Task instructions
Count how many lines contain the word "населенного". Please give only the number.

** Start Supplied records **

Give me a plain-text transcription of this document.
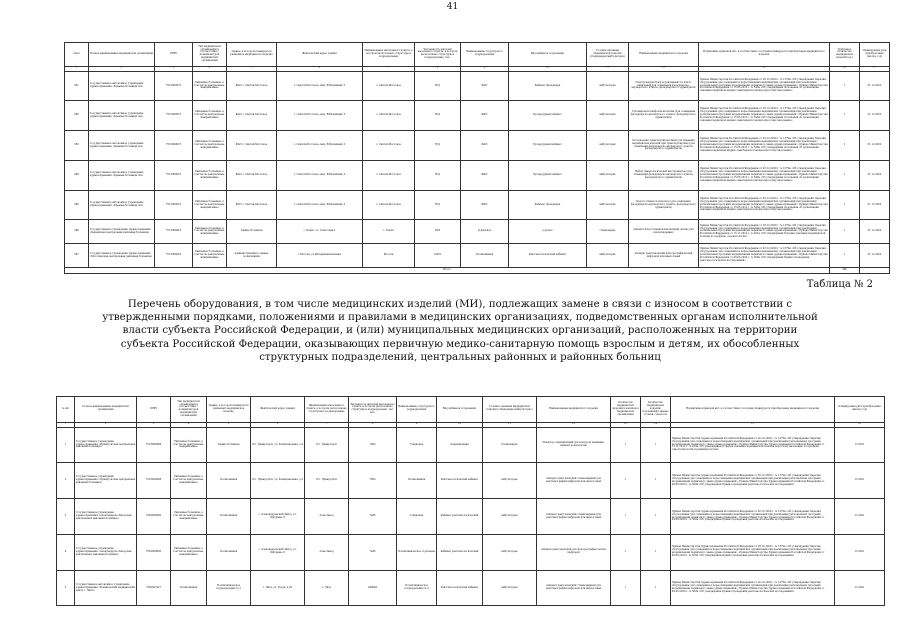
41
№п/п	Полное наименование медицинской организации	ИНН	Тип медицинской организации в соответствии с номенклатурой медицинских организаций	Здание, в котором планируется размещать медицинское изделие	Фактический адрес здания	Наименование населенного пункта, в котором расположено структурное подразделение	Численность жителей населенного пункта, в котором расположено структурное подразделение, тыс.	Наименование структурного подразделения	Вид кабинета (отделения)	Условия оказания медицинской помощи (стационарно/амбулаторно)	Наименование медицинского изделия	Нормативно-правовой акт, в соответствии с которым планируется приобретение медицинского изделия	Требуемое количество медицинских изделий (ед.)	Планируемая дата приобретения (месяц, год)
1	2	3	4	5	6	7	8	9	10	11	12	13	14	15
381	Государственное автономное учреждение здравоохранения «Краевая больница №4»	7531000973	Районные больницы, в том числе центральные, межрайонные	ФАП с. Святой-Мостовое	с. Святой-Мостовое, мкр. Юбилейный, 6	с. Святой-Мостовое	Н/Д	ФАП	Кабинет фельдшера	Амбулаторно	Электрокардиограф портативный 3-х или 6-канальный для оснащения фельдшерско-акушерского пункта, фельдшерского здравпункта	Приказ Министерства Российской Федерации от 28.12.2020 г. № 1379н «Об утверждении Перечня оборудования для оснащения и переоснащения медицинских организаций при реализации региональных программ модернизации первичного звена здравоохранения», Приказ Министерства Российской Федерации от 15.05.2012 г. № 543н «Об утверждении положения об организации оказания первичной медико-санитарной помощи взрослому населению»	1	31.12.2022
382	Государственное автономное учреждение здравоохранения «Краевая больница №4»	7531000973	Районные больницы, в том числе центральные, межрайонные	ФАП с. Святой-Мостовое	с. Святой-Мостовое, мкр. Юбилейный, 6	с. Святой-Мостовое	Н/Д	ФАП	Процедурный кабинет	Амбулаторно	Сухожаровой шкаф или автоклав (для оснащения фельдшерско-акушерского пункта, фельдшерского здравпункта)	Приказ Министерства Российской Федерации от 28.12.2020 г. № 1379н «Об утверждении Перечня оборудования для оснащения и переоснащения медицинских организаций при реализации региональных программ модернизации первичного звена здравоохранения», Приказ Министерства Российской Федерации от 15.05.2012 г. № 543н «Об утверждении положения об организации оказания первичной медико-санитарной помощи взрослому населению»	1	31.12.2022
383	Государственное автономное учреждение здравоохранения «Краевая больница №4»	7531000973	Районные больницы, в том числе центральные, межрайонные	ФАП с. Святой-Мостовое	с. Святой-Мостовое, мкр. Юбилейный, 6	с. Святой-Мостовое	Н/Д	ФАП	Процедурный кабинет	Амбулаторно	Холодильник транспортировочный для хранения медицинских изделий при транспортировке (для оснащения фельдшерско-акушерского пункта, фельдшерского здравпункта)	Приказ Министерства Российской Федерации от 28.12.2020 г. № 1379н «Об утверждении Перечня оборудования для оснащения и переоснащения медицинских организаций при реализации региональных программ модернизации первичного звена здравоохранения», Приказ Министерства Российской Федерации от 15.05.2012 г. № 543н «Об утверждении положения об организации оказания первичной медико-санитарной помощи взрослому населению»	1	31.12.2022
384	Государственное автономное учреждение здравоохранения «Краевая больница №4»	7531000973	Районные больницы, в том числе центральные, межрайонные	ФАП с. Святой-Мостовое	с. Святой-Мостовое, мкр. Юбилейный, 6	с. Святой-Мостовое	Н/Д	ФАП	Процедурный кабинет	Амбулаторно	Набор гинекологических инструментов (для оснащения фельдшерско-акушерского пункта, фельдшерского здравпункта)	Приказ Министерства Российской Федерации от 28.12.2020 г. № 1379н «Об утверждении Перечня оборудования для оснащения и переоснащения медицинских организаций при реализации региональных программ модернизации первичного звена здравоохранения», Приказ Министерства Российской Федерации от 15.05.2012 г. № 543н «Об утверждении положения об организации оказания первичной медико-санитарной помощи взрослому населению»	1	31.12.2022
385	Государственное автономное учреждение здравоохранения «Краевая больница №4»	7531000973	Районные больницы, в том числе центральные, межрайонные	ФАП с. Святой-Мостовое	с. Святой-Мостовое, мкр. Юбилейный, 6	с. Святой-Мостовое	Н/Д	ФАП	Кабинет фельдшера	Амбулаторно	Кресло гинекологическое (для оснащения фельдшерско-акушерского пункта, фельдшерского здравпункта)	Приказ Министерства Российской Федерации от 28.12.2020 г. № 1379н «Об утверждении Перечня оборудования для оснащения и переоснащения медицинских организаций при реализации региональных программ модернизации первичного звена здравоохранения», Приказ Министерства Российской Федерации от 15.05.2012 г. № 543н «Об утверждении положения об организации оказания первичной медико-санитарной помощи взрослому населению»	1	31.12.2022
386	Государственное учреждение здравоохранения «Карымская центральная районная больница»	7513000418	Районные больницы, в том числе центральные, межрайонные	Здание больницы	г. Карат, ул. Советская,2	г. Борзя	29%	родильное	родовое	стационарно	Аппарат искусственной вентиляции легких для новорожденных	Приказ Министерства Российской Федерации от 28.12.2020 г. № 1379н «Об утверждении Перечня оборудования для оснащения и переоснащения медицинских организаций при реализации региональных программ модернизации первичного звена здравоохранения», Приказ Министерства Российской Федерации от 15.11.2012 г. № 921н «Об утверждении Порядка оказания медицинской помощи по профилю «неонатология»	1	31.12.2022
387	Государственное учреждение здравоохранения «Могочинская центральная районная больница»	7512000922	Районные больницы, в том числе центральные, межрайонные	административное здание поликлиники	г.Могоча, ул.Интернациональная	Могоча	16261	Поликлиника	Рентгенологический кабинет	Амбулаторно	Аппарат рентгеновский флюорографический цифровой или аналоговый	Приказ Министерства Российской Федерации от 28.12.2020 г. № 1379н «Об утверждении Перечня оборудования для оснащения и переоснащения медицинских организаций при реализации региональных программ модернизации первичного звена здравоохранения», Приказ Министерства Российской Федерации от 09.06.2020 г. № 560н «Об утверждении Правил проведения рентгенологических исследований»	1	31.12.2022
Итого													396	
Таблица № 2
Перечень оборудования, в том числе медицинских изделий (МИ), подлежащих замене в связи с износом в соответствии с утвержденными порядками, положениями и правилами в медицинских организациях, подведомственных органам исполнительной власти субъекта Российской Федерации, и (или) муниципальных медицинских организаций, расположенных на территории субъекта Российской Федерации, оказывающих первичную медико-санитарную помощь взрослым и детям, их обособленных структурных подразделений, центральных районных и районных больниц
№ п/п	Полное наименование медицинской организации	ИНН	Тип медицинской организации в соответствии с номенклатурой медицинских организаций	Здание, в котором планируется размещать медицинское изделие	Фактический адрес здания	Наименование населенного пункта, в котором расположено структурное подразделение	Численность жителей населенного пункта, в котором расположено структурное подразделение, тыс. чел.	Наименование структурного подразделения	Вид кабинета (отделения)	Условия оказания медицинской помощи (стационарно/амбулаторно)	Наименование медицинского изделия	Количество медицинских изделий в наличии в медицинской организации	Количество медицинских изделий, подлежащих замене в связи с износом	Нормативно-правовой акт, в соответствии с которым планируется приобретение медицинского изделия	Планируемая дата приобретения (месяц, год)
1	2	3	4	5	6	7	8	9	10	11	12	13	14	15	16
1	Государственное учреждение здравоохранения «Приаргунская центральная районная больница»	7518000988	Районные больницы, в том числе центральные, межрайонные	Здание больницы	пгт. Приаргунск, ул. Коммунальная, д.2	пгт. Приаргунск	7063	Стационар	Операционная	Стационарно	Монитор операционный для контроля жизненно важных показателей	1	1	Приказ Министерства Здравоохранения Российской Федерации от 28.12.2020 г. № 1379н «Об утверждении Перечня оборудования для оснащения и переоснащения медицинских организаций при реализации региональных программ модернизации первичного звена здравоохранения», Приказ Министерства Здравоохранения Российской Федерации от 15.11.2012 г. № 919н «Об утверждении Порядка оказания медицинской помощи взрослому населению по профилю «анестезиология и реаниматология»	12.2021
2	Государственное учреждение здравоохранения «Приаргунская центральная районная больница»	7518000988	Районные больницы, в том числе центральные, межрайонные	Поликлиника	пгт. Приаргунск, ул. Коммунальная, д.2	пгт. Приаргунск	7063	Поликлиника	Рентгенологический кабинет	Амбулаторно	Аппарат рентгеновский стационарный для рентгенографии цифровой или аналоговый	1	1	Приказ Министерства Здравоохранения Российской Федерации от 28.12.2020 г. № 1379н «Об утверждении Перечня оборудования для оснащения и переоснащения медицинских организаций при реализации региональных программ модернизации первичного звена здравоохранения», Приказ Министерства Здравоохранения Российской Федерации от 09.06.2020 г. № 560н «Об утверждении Правил проведения рентгенологических исследований»	12.2021
3	Государственное учреждение здравоохранения «Александрово-Заводская центральная районная больница»	7502000886	Районные больницы, в том числе центральные, межрайонные	Поликлиника	с. Александровский Завод, ул. Шкурина, 8	Алек-Завод	7445	Стационар	Кабинет рентгенологический	Амбулаторно	Аппарат рентгеновский стационарный для рентгенографии цифровой или аналоговый	1	1	Приказ Министерства Здравоохранения Российской Федерации от 28.12.2020 г. № 1379н «Об утверждении Перечня оборудования для оснащения и переоснащения медицинских организаций при реализации региональных программ модернизации первичного звена здравоохранения», Приказ Министерства Здравоохранения Российской Федерации от 09.06.2020 г. № 560н «Об утверждении Правил проведения рентгенологических исследований»	12.2021
4	Государственное учреждение здравоохранения «Александрово-Заводская центральная районная больница»	7502000886	Районные больницы, в том числе центральные, межрайонные	Поликлиника	с. Александровский Завод, ул. Шкурина, 8	Алек-Завод	7445	Поликлиническое отделение	Кабинет рентгенологический	Амбулаторно	Аппарат рентгеновский для флюорографии легких цифровой	1	1	Приказ Министерства Здравоохранения Российской Федерации от 28.12.2020 г. № 1379н «Об утверждении Перечня оборудования для оснащения и переоснащения медицинских организаций при реализации региональных программ модернизации первичного звена здравоохранения», Приказ Министерства Здравоохранения Российской Федерации от 09.06.2020 г. № 560н «Об утверждении Правил проведения рентгенологических исследований»	12.2021
5	Государственное автономное учреждение здравоохранения «Клинический медицинский центр г. Читы»	7536067427	Поликлиника	Поликлиническое подразделение № 3	г. Чита, ул. Труда, д.29	г. Чита	349983	Поликлиническое подразделение № 3	Рентгенологический кабинет	Амбулаторно	Аппарат рентгеновский стационарный для рентгенографии цифровой или аналоговый	1	1	Приказ Министерства Здравоохранения Российской Федерации от 28.12.2020 г. № 1379н «Об утверждении Перечня оборудования для оснащения и переоснащения медицинских организаций при реализации региональных программ модернизации первичного звена здравоохранения», Приказ Министерства Здравоохранения Российской Федерации от 09.06.2020 г. № 560н «Об утверждении Правил проведения рентгенологических исследований»	12.2021
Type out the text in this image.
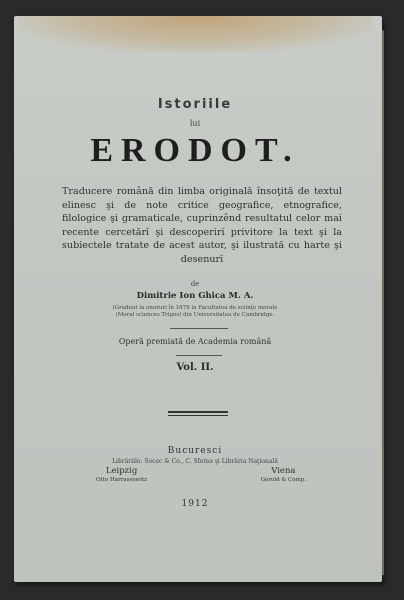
Istoriile
lui
ERODOT.
Traducere română din limba originală însoţită de textul elinesc şi de note critice geografice, etnografice, filologice şi gramaticale, cuprinzênd resultatul celor maĭ recente cercetărĭ şi descoperirĭ privitore la text şi la subiectele tratate de acest autor, şi ilustrată cu harte şi desenurĭ
de
Dimitrie Ion Ghica M. A.
(Graduat la onoruri în 1879 la Facultatea de sciinţe morale
(Moral sciences Tripos) din Universitatea de Cambridge.
Operă premiată de Academia română
Vol. II.
Bucuresci
Librăriile: Socec & Co., C. Sfetea şi Librăria Naţională
Leipzig
Otto Harrassowitz
Viena
Gerold & Comp.
1912
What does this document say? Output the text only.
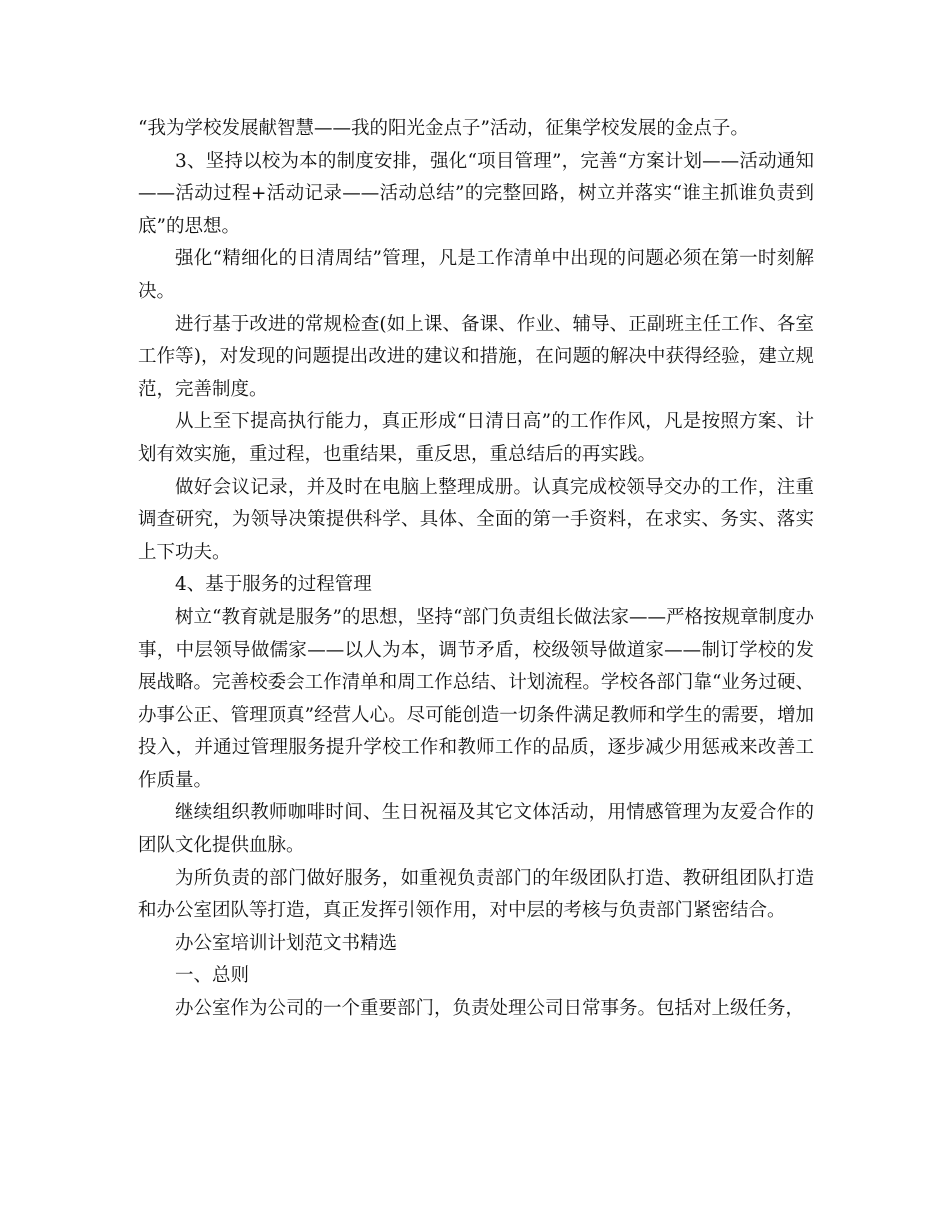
“我为学校发展献智慧——我的阳光金点子”活动，征集学校发展的金点子。

3、坚持以校为本的制度安排，强化“项目管理”，完善“方案计划——活动通知——活动过程+活动记录——活动总结”的完整回路，树立并落实“谁主抓谁负责到底”的思想。

强化“精细化的日清周结”管理，凡是工作清单中出现的问题必须在第一时刻解决。

进行基于改进的常规检查(如上课、备课、作业、辅导、正副班主任工作、各室工作等)，对发现的问题提出改进的建议和措施，在问题的解决中获得经验，建立规范，完善制度。

从上至下提高执行能力，真正形成“日清日高”的工作作风，凡是按照方案、计划有效实施，重过程，也重结果，重反思，重总结后的再实践。

做好会议记录，并及时在电脑上整理成册。认真完成校领导交办的工作，注重调查研究，为领导决策提供科学、具体、全面的第一手资料，在求实、务实、落实上下功夫。

4、基于服务的过程管理

树立“教育就是服务”的思想，坚持“部门负责组长做法家——严格按规章制度办事，中层领导做儒家——以人为本，调节矛盾，校级领导做道家——制订学校的发展战略。完善校委会工作清单和周工作总结、计划流程。学校各部门靠“业务过硬、办事公正、管理顶真”经营人心。尽可能创造一切条件满足教师和学生的需要，增加投入，并通过管理服务提升学校工作和教师工作的品质，逐步减少用惩戒来改善工作质量。

继续组织教师咖啡时间、生日祝福及其它文体活动，用情感管理为友爱合作的团队文化提供血脉。

为所负责的部门做好服务，如重视负责部门的年级团队打造、教研组团队打造和办公室团队等打造，真正发挥引领作用，对中层的考核与负责部门紧密结合。

办公室培训计划范文书精选

一、总则

办公室作为公司的一个重要部门，负责处理公司日常事务。包括对上级任务，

** End Supplied records **

Task solution
2